→ **WHAT NEEDS TO BE DONE**:
What is the number of lines in the listing below that contain the string "lacertam"? Give that number only.

→ **LISTED ENTRIES**:
Start of Block
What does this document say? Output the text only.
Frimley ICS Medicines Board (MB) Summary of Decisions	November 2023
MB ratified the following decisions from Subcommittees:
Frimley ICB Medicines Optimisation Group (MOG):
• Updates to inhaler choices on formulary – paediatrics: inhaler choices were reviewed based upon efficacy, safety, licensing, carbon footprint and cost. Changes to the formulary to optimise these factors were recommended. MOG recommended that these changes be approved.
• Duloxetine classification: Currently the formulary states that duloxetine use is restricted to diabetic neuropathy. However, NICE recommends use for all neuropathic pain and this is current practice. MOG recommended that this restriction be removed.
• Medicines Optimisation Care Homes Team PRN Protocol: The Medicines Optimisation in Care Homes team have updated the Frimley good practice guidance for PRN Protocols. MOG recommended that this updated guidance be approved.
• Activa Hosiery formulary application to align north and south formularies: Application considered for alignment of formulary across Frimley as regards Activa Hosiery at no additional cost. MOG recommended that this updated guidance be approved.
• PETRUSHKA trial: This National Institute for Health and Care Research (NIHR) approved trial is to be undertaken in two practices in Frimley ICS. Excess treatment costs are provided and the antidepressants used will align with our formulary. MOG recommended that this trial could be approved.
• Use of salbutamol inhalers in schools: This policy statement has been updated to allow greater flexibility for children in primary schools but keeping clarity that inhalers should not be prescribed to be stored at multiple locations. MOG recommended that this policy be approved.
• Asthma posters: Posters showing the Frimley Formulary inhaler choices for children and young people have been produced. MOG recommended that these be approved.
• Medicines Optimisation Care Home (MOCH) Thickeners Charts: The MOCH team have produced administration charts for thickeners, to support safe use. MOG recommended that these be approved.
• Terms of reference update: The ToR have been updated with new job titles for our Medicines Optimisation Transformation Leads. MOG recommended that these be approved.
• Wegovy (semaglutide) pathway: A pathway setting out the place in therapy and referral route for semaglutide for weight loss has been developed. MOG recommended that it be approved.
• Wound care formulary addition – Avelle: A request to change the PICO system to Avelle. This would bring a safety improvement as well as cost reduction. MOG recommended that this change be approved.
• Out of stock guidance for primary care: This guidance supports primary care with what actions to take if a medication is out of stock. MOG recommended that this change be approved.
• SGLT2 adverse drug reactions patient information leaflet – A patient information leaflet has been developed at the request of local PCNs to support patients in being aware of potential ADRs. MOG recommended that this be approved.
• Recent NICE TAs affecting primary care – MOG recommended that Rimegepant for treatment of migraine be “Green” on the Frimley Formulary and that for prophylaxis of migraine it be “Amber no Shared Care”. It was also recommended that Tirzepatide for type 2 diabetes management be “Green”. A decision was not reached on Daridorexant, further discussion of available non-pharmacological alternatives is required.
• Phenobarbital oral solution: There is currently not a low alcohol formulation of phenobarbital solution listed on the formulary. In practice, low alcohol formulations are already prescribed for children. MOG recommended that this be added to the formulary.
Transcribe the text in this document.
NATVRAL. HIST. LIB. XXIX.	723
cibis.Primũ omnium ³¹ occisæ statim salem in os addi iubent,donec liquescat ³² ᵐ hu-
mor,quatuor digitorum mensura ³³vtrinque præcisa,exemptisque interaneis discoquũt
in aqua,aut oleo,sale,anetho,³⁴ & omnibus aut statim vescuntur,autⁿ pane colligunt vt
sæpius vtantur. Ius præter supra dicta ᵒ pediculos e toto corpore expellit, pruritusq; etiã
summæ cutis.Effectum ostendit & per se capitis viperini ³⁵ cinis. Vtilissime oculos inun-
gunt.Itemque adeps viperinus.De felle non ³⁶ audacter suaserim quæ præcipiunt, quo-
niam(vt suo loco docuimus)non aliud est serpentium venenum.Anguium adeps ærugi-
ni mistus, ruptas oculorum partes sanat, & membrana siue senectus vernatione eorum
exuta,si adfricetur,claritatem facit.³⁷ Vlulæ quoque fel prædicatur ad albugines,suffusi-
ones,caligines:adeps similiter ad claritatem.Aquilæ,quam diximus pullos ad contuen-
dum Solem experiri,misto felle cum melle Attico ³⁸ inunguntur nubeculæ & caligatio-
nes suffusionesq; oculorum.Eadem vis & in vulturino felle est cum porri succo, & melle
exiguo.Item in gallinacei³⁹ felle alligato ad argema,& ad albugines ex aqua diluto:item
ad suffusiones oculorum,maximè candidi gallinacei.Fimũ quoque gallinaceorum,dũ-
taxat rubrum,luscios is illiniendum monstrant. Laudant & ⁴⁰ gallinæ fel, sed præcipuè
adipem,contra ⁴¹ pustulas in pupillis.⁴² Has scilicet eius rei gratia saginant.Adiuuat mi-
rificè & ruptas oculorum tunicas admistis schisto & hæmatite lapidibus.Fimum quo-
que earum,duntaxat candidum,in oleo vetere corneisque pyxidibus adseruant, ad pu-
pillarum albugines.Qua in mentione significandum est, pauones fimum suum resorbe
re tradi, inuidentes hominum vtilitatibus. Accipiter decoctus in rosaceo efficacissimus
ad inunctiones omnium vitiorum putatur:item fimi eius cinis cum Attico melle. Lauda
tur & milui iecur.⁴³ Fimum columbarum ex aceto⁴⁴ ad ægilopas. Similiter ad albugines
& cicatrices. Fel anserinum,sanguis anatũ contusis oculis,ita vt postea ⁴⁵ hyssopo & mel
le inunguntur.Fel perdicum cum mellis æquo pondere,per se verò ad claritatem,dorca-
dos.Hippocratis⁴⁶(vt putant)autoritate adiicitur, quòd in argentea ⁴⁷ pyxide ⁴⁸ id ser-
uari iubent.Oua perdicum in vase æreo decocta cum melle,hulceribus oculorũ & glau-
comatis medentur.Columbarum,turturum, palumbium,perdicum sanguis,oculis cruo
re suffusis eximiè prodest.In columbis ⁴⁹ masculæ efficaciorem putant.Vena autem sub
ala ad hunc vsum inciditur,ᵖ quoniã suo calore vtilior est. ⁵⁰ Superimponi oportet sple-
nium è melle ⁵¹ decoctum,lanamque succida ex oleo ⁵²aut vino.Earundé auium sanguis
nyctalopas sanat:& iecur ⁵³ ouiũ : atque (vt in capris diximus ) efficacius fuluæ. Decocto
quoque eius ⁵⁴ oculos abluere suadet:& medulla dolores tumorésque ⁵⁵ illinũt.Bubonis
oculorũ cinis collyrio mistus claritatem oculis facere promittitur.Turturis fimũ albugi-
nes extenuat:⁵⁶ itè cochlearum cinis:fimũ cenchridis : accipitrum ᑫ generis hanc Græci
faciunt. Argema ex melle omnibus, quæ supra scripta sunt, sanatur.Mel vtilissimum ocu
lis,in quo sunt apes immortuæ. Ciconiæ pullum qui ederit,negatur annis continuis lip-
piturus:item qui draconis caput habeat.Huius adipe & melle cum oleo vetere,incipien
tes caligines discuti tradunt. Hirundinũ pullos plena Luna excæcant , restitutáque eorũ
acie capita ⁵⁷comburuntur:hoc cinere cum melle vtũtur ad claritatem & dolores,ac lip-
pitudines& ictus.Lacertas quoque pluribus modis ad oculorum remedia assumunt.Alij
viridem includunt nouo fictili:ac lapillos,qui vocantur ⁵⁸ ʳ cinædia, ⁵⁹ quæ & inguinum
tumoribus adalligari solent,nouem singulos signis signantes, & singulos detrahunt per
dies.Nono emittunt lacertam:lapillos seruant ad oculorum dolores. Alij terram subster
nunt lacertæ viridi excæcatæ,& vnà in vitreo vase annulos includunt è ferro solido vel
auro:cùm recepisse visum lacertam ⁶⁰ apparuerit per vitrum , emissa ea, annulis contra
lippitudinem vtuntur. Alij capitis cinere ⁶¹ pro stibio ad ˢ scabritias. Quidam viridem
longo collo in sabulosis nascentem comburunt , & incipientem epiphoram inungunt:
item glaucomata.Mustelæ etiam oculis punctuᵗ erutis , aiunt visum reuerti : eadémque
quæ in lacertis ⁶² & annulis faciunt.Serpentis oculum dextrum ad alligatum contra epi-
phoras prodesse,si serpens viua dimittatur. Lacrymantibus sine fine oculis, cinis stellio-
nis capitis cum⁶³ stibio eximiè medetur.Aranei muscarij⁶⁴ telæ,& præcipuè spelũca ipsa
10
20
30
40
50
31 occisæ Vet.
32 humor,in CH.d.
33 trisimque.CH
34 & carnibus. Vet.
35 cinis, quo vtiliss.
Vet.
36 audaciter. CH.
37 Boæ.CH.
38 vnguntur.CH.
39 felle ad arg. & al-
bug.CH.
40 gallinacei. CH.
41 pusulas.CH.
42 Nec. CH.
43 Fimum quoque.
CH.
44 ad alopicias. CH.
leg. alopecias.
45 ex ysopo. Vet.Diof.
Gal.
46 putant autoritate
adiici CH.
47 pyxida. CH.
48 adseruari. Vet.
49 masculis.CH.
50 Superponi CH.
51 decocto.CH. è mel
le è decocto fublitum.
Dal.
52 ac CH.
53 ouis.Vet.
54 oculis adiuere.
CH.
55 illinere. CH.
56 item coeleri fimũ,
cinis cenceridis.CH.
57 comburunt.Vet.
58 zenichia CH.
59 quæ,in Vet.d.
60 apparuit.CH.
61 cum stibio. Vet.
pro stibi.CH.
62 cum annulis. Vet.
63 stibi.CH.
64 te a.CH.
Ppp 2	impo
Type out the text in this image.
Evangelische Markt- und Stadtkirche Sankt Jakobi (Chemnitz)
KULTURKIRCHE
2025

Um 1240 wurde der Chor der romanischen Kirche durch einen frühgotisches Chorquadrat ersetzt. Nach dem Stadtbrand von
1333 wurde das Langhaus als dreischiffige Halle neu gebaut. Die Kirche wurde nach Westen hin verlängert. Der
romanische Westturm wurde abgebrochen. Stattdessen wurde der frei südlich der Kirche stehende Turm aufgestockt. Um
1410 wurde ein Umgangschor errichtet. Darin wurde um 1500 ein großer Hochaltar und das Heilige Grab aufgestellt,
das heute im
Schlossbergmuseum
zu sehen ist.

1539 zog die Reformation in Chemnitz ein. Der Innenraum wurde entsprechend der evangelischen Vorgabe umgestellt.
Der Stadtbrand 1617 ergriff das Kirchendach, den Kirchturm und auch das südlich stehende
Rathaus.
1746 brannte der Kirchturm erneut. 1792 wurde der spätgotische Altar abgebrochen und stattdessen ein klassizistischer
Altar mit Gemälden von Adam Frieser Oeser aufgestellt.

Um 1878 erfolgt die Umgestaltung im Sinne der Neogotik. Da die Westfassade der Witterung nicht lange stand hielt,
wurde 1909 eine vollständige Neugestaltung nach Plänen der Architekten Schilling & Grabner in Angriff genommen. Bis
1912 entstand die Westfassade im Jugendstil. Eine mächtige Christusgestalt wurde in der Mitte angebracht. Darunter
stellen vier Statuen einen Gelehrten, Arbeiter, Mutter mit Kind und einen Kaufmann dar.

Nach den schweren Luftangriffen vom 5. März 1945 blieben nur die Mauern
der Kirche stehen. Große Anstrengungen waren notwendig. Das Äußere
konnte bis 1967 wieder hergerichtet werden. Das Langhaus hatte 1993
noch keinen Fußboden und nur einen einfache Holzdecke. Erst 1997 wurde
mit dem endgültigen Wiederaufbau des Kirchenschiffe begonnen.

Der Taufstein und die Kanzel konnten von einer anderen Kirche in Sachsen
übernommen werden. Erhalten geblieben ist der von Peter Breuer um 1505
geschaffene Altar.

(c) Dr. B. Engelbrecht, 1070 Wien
End of Block
→ **RESULT**:
2